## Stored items
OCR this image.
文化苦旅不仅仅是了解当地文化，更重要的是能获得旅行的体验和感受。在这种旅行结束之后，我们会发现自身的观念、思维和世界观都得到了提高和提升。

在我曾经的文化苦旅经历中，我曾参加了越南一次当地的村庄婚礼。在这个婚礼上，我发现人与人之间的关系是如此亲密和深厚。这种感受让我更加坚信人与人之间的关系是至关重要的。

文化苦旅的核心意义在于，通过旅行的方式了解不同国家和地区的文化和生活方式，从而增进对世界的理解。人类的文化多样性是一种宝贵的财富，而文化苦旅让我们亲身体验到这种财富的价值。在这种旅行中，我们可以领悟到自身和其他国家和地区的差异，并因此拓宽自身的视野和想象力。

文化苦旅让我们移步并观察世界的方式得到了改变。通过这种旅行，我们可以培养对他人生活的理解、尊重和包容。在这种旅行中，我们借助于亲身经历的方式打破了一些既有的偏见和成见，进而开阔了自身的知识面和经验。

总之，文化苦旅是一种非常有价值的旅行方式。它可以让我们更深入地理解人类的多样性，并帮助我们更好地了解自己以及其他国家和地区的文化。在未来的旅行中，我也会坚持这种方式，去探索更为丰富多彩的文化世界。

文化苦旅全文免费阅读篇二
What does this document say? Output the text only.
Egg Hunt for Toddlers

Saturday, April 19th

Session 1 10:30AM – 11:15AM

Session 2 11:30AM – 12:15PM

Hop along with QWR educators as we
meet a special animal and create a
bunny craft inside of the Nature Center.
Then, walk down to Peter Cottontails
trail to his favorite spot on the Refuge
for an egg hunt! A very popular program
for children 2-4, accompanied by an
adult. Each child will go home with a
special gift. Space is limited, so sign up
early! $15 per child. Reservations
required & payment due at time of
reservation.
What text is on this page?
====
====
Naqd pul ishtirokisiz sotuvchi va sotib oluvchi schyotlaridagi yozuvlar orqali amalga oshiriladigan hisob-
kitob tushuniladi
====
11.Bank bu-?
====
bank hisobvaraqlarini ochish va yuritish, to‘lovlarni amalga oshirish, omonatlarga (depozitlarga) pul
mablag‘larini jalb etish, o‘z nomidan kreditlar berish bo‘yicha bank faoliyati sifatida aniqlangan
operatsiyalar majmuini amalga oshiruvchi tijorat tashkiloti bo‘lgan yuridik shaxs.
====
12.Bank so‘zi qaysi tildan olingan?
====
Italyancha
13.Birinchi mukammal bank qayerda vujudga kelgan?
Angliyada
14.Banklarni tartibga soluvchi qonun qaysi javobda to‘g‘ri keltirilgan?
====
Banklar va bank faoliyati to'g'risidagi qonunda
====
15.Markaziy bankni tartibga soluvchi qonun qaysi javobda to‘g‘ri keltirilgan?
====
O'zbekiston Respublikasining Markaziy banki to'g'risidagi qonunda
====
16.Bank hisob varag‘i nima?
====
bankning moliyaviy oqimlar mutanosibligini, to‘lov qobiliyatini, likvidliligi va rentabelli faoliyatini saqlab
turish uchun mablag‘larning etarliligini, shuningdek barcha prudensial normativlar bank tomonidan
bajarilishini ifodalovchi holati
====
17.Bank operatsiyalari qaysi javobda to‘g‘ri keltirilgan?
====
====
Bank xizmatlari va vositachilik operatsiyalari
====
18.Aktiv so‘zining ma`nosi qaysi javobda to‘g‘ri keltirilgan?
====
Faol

## Do this
Give every line of the material again, exactly as it reads.

## Solution
OCR this image.
文化苦旅不仅仅是了解当地文化，更重要的是能获得旅行的体验和感受。在这种旅行结束之后，我们会发现自身的观念、思维和世界观都得到了提高和提升。

在我曾经的文化苦旅经历中，我曾参加了越南一次当地的村庄婚礼。在这个婚礼上，我发现人与人之间的关系是如此亲密和深厚。这种感受让我更加坚信人与人之间的关系是至关重要的。

文化苦旅的核心意义在于，通过旅行的方式了解不同国家和地区的文化和生活方式，从而增进对世界的理解。人类的文化多样性是一种宝贵的财富，而文化苦旅让我们亲身体验到这种财富的价值。在这种旅行中，我们可以领悟到自身和其他国家和地区的差异，并因此拓宽自身的视野和想象力。

文化苦旅让我们移步并观察世界的方式得到了改变。通过这种旅行，我们可以培养对他人生活的理解、尊重和包容。在这种旅行中，我们借助于亲身经历的方式打破了一些既有的偏见和成见，进而开阔了自身的知识面和经验。

总之，文化苦旅是一种非常有价值的旅行方式。它可以让我们更深入地理解人类的多样性，并帮助我们更好地了解自己以及其他国家和地区的文化。在未来的旅行中，我也会坚持这种方式，去探索更为丰富多彩的文化世界。

文化苦旅全文免费阅读篇二
What does this document say? Output the text only.
Egg Hunt for Toddlers

Saturday, April 19th

Session 1 10:30AM – 11:15AM

Session 2 11:30AM – 12:15PM

Hop along with QWR educators as we
meet a special animal and create a
bunny craft inside of the Nature Center.
Then, walk down to Peter Cottontails
trail to his favorite spot on the Refuge
for an egg hunt! A very popular program
for children 2-4, accompanied by an
adult. Each child will go home with a
special gift. Space is limited, so sign up
early! $15 per child. Reservations
required & payment due at time of
reservation.
What text is on this page?
====
====
Naqd pul ishtirokisiz sotuvchi va sotib oluvchi schyotlaridagi yozuvlar orqali amalga oshiriladigan hisob-
kitob tushuniladi
====
11.Bank bu-?
====
bank hisobvaraqlarini ochish va yuritish, to‘lovlarni amalga oshirish, omonatlarga (depozitlarga) pul
mablag‘larini jalb etish, o‘z nomidan kreditlar berish bo‘yicha bank faoliyati sifatida aniqlangan
operatsiyalar majmuini amalga oshiruvchi tijorat tashkiloti bo‘lgan yuridik shaxs.
====
12.Bank so‘zi qaysi tildan olingan?
====
Italyancha
13.Birinchi mukammal bank qayerda vujudga kelgan?
Angliyada
14.Banklarni tartibga soluvchi qonun qaysi javobda to‘g‘ri keltirilgan?
====
Banklar va bank faoliyati to'g'risidagi qonunda
====
15.Markaziy bankni tartibga soluvchi qonun qaysi javobda to‘g‘ri keltirilgan?
====
O'zbekiston Respublikasining Markaziy banki to'g'risidagi qonunda
====
16.Bank hisob varag‘i nima?
====
bankning moliyaviy oqimlar mutanosibligini, to‘lov qobiliyatini, likvidliligi va rentabelli faoliyatini saqlab
turish uchun mablag‘larning etarliligini, shuningdek barcha prudensial normativlar bank tomonidan
bajarilishini ifodalovchi holati
====
17.Bank operatsiyalari qaysi javobda to‘g‘ri keltirilgan?
====
====
Bank xizmatlari va vositachilik operatsiyalari
====
18.Aktiv so‘zining ma`nosi qaysi javobda to‘g‘ri keltirilgan?
====
Faol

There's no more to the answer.